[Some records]
+++
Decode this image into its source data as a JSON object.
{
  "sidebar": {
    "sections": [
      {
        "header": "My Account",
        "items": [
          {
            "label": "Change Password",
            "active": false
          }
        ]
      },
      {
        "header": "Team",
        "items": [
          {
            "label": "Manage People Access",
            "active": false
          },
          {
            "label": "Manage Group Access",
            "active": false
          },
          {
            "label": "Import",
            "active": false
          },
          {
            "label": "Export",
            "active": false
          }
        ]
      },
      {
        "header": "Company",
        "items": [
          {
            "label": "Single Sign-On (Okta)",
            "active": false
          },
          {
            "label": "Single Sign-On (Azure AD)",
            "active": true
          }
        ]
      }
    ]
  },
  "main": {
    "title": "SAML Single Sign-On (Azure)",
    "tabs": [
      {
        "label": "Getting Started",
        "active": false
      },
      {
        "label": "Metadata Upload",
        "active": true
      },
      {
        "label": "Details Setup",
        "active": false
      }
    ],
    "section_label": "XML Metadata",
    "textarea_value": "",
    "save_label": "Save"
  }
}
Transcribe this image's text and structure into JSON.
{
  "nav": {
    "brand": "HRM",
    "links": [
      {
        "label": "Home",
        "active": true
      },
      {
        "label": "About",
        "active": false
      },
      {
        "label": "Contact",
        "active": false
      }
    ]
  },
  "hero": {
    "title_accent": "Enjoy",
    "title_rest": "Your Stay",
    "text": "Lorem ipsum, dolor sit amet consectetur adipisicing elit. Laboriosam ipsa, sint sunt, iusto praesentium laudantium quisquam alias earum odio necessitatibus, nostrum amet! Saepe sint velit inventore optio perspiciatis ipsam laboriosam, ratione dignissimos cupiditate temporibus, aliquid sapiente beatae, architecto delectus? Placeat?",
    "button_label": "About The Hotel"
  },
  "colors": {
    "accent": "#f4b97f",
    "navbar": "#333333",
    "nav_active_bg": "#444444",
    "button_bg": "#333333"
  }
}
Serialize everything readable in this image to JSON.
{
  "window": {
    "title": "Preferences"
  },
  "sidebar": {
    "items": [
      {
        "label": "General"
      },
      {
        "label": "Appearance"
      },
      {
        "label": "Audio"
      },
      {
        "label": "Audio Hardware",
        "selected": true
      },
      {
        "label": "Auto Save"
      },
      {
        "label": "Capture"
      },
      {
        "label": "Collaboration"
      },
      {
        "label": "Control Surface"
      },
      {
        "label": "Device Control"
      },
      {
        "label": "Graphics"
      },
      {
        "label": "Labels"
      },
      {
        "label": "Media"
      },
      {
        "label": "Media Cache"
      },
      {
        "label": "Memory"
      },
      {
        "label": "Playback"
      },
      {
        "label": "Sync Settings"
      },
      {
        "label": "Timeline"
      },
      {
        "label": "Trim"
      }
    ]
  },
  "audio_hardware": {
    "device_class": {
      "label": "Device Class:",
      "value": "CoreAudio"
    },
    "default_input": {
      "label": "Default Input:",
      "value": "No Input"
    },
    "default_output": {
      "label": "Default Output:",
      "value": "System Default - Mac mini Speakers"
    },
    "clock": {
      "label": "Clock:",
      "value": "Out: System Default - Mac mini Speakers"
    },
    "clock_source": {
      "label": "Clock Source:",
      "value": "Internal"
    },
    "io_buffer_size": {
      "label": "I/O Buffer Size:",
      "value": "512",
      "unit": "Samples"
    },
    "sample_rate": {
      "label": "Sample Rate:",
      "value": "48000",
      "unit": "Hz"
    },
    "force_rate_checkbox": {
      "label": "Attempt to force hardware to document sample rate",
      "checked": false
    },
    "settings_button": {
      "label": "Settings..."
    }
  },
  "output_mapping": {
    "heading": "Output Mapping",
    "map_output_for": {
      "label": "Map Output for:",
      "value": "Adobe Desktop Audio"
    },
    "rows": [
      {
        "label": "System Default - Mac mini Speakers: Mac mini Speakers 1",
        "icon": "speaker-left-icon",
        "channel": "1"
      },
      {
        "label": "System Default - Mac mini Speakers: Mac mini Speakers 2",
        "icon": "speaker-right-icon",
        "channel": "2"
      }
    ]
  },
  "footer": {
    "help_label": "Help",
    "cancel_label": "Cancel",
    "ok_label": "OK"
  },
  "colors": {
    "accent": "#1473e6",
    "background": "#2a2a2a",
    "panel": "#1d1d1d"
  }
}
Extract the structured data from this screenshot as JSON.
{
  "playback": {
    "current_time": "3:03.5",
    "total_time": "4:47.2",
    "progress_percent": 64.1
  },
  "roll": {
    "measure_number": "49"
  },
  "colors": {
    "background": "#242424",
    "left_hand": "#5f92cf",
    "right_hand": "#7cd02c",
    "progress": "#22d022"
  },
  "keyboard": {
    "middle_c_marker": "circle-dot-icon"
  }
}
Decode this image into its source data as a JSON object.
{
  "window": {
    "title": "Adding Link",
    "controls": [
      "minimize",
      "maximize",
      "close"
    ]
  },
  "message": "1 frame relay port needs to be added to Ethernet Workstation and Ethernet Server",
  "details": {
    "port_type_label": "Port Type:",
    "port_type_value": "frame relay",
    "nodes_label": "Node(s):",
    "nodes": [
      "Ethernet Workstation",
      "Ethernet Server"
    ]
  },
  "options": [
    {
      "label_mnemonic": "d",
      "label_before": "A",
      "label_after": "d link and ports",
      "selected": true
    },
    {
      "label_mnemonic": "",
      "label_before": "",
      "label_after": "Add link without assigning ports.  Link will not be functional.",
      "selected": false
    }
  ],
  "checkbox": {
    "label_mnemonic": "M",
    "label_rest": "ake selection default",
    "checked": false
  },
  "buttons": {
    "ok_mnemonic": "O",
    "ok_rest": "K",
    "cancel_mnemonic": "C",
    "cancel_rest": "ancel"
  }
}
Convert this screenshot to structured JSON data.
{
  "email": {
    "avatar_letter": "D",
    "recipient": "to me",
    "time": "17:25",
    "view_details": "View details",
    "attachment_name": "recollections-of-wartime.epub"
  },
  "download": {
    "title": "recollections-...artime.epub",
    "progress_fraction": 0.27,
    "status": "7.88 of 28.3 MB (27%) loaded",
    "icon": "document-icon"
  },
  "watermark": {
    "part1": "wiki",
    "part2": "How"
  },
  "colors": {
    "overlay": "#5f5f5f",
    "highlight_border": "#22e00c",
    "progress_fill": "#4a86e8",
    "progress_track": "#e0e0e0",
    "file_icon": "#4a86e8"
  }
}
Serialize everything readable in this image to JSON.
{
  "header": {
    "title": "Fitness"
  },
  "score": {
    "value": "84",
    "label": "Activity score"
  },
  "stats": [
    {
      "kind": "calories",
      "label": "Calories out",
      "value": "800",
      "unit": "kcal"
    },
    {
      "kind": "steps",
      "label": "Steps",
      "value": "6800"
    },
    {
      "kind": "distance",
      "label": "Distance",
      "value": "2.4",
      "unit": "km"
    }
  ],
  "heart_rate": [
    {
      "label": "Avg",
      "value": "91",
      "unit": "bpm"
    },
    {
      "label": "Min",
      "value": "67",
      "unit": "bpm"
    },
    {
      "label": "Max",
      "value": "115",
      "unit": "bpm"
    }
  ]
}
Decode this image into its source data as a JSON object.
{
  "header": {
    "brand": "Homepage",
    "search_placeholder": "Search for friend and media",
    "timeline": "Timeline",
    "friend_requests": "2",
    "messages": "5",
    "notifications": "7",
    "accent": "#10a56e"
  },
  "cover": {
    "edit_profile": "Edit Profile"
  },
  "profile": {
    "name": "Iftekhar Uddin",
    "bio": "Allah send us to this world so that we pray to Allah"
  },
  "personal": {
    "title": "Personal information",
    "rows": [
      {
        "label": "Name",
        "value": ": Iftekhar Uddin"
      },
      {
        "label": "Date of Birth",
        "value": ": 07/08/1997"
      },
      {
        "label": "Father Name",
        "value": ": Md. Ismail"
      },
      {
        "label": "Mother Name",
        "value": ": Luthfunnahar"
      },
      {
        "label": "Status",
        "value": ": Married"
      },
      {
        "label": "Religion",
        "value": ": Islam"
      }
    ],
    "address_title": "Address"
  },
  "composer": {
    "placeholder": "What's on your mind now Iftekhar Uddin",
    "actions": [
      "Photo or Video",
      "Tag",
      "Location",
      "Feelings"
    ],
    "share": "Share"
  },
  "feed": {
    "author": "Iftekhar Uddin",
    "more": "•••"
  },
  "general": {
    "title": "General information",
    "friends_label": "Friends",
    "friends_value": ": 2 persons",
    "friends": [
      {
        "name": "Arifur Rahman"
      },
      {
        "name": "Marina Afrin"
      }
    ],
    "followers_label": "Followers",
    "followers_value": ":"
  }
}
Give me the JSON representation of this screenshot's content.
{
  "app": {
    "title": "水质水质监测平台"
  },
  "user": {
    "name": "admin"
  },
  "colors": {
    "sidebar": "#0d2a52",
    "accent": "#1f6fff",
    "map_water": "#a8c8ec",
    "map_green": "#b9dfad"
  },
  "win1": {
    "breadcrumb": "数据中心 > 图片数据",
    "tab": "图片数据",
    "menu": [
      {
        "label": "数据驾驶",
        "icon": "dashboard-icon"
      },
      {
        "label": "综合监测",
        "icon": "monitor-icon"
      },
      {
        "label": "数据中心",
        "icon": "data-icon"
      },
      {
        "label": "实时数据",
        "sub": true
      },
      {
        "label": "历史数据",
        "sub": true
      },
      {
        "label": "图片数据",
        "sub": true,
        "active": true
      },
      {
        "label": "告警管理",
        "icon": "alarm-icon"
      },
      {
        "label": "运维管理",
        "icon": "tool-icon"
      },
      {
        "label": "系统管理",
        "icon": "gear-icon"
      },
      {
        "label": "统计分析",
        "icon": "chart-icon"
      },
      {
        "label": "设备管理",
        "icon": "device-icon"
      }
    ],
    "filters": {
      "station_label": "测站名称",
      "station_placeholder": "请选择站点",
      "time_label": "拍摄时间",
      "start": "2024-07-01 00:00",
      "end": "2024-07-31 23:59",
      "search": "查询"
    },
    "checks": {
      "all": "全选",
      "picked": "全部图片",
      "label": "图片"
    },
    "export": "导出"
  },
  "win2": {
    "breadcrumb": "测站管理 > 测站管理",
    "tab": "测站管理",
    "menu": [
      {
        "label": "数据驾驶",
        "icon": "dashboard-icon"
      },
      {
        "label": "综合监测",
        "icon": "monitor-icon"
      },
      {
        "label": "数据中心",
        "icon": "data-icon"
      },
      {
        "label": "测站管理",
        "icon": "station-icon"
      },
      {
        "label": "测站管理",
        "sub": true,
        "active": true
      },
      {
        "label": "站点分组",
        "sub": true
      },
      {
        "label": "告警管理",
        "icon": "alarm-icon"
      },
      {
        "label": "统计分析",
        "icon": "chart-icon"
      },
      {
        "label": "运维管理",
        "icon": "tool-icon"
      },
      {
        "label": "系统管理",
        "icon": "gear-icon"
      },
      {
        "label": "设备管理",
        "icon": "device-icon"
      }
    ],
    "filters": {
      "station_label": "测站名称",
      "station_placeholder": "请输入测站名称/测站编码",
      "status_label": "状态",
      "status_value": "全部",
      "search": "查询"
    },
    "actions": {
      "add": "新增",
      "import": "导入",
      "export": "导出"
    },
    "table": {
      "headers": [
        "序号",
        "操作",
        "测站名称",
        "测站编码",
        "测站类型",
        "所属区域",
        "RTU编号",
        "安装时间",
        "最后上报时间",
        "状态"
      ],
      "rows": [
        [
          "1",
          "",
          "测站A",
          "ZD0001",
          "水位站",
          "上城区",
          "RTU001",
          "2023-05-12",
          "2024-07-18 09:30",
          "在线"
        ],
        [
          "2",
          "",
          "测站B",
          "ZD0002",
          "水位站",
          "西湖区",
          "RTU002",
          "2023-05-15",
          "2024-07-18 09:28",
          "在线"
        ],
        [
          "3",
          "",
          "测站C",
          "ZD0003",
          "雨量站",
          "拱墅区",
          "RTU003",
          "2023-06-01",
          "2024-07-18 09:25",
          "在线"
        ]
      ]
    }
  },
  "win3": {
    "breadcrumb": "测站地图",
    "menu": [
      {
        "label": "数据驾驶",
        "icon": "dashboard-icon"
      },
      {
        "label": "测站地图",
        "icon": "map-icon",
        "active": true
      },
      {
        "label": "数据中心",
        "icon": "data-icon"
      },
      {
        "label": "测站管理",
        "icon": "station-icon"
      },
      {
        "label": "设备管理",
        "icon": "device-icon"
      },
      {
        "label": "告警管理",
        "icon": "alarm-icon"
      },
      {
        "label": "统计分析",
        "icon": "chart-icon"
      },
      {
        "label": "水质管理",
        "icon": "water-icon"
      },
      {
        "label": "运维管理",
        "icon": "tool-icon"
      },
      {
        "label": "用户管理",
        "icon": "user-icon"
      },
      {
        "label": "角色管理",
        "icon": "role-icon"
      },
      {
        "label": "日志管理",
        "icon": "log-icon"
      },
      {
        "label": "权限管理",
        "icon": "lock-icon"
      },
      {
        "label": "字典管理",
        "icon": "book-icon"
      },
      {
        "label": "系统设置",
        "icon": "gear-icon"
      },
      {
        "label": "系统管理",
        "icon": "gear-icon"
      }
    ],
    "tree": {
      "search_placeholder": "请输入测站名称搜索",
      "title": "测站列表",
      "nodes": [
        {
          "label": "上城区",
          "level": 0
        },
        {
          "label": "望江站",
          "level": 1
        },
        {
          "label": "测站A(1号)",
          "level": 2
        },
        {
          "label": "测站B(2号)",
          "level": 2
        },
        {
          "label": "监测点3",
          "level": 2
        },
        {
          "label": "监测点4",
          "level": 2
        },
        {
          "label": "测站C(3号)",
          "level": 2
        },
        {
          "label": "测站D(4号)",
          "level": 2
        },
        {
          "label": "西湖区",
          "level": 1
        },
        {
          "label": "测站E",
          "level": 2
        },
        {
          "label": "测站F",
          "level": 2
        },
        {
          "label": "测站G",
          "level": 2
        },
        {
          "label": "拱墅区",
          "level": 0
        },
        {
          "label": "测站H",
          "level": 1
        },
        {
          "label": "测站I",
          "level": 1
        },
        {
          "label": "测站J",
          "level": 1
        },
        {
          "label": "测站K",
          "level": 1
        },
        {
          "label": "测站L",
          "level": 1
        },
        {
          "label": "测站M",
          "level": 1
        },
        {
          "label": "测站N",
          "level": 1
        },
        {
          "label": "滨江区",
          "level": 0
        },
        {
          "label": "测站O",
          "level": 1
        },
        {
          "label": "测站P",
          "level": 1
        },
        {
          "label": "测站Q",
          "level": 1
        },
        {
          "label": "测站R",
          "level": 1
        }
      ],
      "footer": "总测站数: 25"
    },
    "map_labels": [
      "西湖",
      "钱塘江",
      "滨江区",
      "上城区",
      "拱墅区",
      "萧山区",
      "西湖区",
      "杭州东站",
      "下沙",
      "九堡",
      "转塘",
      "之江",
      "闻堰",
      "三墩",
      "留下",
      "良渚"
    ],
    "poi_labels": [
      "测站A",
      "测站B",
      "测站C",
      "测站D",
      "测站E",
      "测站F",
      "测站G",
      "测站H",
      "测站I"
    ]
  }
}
+++
WHAT THE EXERCISE ASKS: Look through the listing above. Pick out each line with "epub" and copy it.

FINAL RESULT:
    "attachment_name": "recollections-of-wartime.epub"
    "title": "recollections-...artime.epub",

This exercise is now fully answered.